Data records:
%%

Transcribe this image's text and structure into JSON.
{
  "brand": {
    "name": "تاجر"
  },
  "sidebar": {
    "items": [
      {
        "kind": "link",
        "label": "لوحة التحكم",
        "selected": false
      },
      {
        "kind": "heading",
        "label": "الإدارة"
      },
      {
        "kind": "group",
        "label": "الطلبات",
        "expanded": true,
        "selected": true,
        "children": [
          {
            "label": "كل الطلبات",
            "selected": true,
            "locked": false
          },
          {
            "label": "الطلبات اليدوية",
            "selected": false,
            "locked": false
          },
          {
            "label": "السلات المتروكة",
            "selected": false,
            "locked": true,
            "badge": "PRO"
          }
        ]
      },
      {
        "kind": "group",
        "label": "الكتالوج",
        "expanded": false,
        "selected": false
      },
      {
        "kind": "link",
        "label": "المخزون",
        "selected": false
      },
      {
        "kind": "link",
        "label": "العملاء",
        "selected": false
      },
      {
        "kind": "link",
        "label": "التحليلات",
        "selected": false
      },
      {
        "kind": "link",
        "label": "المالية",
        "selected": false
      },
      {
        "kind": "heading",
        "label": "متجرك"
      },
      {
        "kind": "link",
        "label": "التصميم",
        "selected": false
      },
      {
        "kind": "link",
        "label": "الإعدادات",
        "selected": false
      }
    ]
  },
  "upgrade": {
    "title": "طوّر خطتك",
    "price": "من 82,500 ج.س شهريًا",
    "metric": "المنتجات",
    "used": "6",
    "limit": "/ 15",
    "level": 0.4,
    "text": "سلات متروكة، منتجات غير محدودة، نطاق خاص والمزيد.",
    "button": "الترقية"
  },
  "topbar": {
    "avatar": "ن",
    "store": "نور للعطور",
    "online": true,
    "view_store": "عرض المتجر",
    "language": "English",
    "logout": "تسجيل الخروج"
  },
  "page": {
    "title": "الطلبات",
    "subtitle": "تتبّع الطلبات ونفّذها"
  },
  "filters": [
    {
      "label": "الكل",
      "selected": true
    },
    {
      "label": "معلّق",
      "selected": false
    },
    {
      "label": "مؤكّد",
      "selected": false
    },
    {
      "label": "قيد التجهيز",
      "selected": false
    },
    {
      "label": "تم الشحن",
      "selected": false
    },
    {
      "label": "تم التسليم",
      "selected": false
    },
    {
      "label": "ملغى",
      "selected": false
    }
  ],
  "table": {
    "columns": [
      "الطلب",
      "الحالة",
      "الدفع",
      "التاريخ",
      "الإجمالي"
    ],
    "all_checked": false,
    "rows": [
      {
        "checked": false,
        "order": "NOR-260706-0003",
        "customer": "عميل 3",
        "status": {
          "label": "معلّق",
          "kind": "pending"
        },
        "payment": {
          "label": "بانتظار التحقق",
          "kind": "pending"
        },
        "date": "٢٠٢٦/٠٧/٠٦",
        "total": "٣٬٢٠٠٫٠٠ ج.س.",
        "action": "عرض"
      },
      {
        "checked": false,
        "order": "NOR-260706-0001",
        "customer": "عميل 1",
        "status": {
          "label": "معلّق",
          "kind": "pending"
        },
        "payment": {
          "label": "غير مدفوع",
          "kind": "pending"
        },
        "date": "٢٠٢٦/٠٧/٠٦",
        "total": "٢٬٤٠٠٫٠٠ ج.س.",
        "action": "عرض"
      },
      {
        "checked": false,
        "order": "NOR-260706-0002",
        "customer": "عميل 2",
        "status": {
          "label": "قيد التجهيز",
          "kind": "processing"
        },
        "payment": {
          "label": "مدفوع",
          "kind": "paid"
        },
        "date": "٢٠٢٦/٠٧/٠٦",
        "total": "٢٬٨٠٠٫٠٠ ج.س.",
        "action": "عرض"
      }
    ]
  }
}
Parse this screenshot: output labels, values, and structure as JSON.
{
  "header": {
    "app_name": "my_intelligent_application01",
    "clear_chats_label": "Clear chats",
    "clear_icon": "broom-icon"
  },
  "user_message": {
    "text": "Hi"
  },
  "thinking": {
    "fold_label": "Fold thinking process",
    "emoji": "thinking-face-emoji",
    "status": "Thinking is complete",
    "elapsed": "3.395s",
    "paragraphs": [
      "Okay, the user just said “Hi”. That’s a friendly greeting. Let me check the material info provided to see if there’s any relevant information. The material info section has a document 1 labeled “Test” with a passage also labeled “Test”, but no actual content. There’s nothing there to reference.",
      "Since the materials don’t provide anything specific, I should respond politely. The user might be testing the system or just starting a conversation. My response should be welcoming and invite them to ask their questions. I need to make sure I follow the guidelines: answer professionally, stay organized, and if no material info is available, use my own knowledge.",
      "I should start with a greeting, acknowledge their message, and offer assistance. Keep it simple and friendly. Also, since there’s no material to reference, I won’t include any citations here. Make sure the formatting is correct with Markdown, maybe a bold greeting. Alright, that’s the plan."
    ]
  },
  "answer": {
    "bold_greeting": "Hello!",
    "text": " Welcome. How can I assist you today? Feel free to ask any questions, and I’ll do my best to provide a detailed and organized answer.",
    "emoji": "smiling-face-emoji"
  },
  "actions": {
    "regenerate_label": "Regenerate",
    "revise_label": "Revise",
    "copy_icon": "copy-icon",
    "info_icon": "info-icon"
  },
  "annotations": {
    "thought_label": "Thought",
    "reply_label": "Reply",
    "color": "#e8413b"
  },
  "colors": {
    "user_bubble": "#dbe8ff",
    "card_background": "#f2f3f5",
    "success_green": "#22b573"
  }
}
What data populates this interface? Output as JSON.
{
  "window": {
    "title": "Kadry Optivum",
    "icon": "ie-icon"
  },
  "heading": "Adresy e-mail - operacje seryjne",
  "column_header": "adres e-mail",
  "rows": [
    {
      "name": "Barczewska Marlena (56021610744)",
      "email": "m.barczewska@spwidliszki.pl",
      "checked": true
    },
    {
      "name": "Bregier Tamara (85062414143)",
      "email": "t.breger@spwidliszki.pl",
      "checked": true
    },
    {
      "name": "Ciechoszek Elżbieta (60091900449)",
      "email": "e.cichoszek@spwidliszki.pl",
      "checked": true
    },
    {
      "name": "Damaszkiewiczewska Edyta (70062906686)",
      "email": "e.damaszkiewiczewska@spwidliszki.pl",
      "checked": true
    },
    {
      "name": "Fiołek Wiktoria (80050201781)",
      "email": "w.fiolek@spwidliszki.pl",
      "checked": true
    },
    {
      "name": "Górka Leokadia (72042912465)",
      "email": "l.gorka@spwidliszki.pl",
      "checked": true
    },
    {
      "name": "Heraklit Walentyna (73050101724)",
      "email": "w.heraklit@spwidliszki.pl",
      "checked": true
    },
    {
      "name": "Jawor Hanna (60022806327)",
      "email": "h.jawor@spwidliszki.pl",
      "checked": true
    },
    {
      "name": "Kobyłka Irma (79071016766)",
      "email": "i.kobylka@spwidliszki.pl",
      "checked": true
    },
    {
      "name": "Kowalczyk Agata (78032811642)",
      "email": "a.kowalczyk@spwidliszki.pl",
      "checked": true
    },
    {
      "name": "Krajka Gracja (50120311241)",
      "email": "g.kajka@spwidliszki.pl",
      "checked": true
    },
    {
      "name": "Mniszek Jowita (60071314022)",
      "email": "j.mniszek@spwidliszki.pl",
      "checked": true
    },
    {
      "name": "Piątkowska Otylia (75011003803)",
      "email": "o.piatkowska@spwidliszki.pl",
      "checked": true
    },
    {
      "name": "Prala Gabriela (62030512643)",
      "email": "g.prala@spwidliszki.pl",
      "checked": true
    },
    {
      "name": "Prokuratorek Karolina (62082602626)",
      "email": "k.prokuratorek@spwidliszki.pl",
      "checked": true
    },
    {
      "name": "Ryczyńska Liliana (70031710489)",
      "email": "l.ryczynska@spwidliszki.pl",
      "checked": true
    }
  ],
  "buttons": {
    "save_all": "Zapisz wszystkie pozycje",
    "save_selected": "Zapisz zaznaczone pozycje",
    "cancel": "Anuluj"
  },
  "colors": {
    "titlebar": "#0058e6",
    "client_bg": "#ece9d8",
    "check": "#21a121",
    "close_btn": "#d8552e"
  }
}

%%

_EXERCISE BRIEF_:
Which lines contain the word "pozycje"? Return each of them.

_THE COMPLETED TASK_:
    "save_all": "Zapisz wszystkie pozycje",
    "save_selected": "Zapisz zaznaczone pozycje",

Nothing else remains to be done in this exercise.